STATED TASK: Locate every line below that contains the word "疑问代词" and copy it.

## Start RECORDS FOR THIS TASK

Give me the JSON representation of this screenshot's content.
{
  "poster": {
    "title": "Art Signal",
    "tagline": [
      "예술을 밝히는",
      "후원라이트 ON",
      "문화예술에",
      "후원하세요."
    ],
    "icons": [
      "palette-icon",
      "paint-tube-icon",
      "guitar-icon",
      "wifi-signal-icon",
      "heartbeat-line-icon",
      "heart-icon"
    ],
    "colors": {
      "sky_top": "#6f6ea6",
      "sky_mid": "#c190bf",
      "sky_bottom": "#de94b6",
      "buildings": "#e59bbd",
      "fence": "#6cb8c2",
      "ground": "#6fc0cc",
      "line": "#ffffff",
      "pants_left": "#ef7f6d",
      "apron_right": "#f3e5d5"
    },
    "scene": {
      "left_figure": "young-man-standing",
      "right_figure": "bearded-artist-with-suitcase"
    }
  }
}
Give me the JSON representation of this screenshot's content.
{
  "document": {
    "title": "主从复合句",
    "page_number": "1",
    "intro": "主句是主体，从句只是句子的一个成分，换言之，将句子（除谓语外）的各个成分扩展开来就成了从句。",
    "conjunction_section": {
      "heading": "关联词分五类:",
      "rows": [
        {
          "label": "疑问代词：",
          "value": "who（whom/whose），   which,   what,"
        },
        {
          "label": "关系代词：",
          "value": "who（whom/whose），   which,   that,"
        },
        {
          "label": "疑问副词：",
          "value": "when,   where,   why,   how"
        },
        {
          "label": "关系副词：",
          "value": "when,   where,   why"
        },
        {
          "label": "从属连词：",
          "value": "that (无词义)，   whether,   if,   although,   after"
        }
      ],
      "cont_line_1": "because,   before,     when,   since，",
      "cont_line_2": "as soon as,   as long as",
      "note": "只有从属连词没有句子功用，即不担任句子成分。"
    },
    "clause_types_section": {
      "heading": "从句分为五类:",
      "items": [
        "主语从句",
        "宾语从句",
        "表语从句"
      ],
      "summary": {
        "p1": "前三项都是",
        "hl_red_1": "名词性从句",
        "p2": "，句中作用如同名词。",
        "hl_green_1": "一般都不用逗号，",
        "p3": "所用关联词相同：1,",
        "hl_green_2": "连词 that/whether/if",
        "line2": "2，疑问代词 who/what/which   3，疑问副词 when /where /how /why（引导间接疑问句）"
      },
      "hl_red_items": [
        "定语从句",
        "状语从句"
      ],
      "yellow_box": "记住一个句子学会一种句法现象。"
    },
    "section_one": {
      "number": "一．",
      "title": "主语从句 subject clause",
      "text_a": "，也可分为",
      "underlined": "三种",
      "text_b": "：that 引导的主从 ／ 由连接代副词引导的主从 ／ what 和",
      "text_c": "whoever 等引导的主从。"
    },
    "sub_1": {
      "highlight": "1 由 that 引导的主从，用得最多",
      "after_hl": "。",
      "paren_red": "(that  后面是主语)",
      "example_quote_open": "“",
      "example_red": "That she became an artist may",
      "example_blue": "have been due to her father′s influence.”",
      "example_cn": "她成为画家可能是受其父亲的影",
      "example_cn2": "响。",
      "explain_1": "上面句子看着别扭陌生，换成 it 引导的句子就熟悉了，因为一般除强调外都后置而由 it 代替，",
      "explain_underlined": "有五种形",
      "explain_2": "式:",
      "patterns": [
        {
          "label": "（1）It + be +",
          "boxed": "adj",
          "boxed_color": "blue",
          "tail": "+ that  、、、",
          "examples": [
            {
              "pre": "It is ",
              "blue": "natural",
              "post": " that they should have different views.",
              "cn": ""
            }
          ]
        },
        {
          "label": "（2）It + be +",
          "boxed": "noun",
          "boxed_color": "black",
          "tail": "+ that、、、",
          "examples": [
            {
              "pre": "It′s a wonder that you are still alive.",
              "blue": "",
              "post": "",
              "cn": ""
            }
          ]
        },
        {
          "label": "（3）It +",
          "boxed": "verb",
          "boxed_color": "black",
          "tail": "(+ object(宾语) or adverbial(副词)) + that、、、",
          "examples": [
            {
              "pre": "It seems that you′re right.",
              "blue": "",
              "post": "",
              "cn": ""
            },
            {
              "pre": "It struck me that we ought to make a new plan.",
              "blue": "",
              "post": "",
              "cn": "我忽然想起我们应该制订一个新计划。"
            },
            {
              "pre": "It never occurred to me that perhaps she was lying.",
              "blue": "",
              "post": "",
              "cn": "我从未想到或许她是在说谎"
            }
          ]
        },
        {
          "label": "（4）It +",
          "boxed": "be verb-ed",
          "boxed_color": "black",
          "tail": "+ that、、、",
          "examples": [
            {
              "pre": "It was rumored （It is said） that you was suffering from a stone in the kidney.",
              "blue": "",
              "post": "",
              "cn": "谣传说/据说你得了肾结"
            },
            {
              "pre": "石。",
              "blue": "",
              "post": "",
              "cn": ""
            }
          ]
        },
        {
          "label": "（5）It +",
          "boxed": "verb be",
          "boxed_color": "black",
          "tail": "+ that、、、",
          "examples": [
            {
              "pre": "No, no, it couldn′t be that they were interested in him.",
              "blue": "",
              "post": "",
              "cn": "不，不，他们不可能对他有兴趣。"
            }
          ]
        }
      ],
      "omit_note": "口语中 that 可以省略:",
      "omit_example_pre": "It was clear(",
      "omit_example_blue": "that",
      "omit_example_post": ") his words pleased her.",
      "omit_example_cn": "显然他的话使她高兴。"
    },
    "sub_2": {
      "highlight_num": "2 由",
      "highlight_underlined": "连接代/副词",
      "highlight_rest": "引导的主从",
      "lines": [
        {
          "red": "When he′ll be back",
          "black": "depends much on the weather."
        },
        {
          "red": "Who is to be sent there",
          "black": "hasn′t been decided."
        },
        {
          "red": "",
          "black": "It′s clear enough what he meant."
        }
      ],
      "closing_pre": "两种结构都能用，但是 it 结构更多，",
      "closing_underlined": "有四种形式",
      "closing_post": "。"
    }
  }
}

## End RECORDS FOR THIS TASK

RESULT OF THE TASK:
          "label": "疑问代词：",
        "line2": "2，疑问代词 who/what/which   3，疑问副词 when /where /how /why（引导间接疑问句）"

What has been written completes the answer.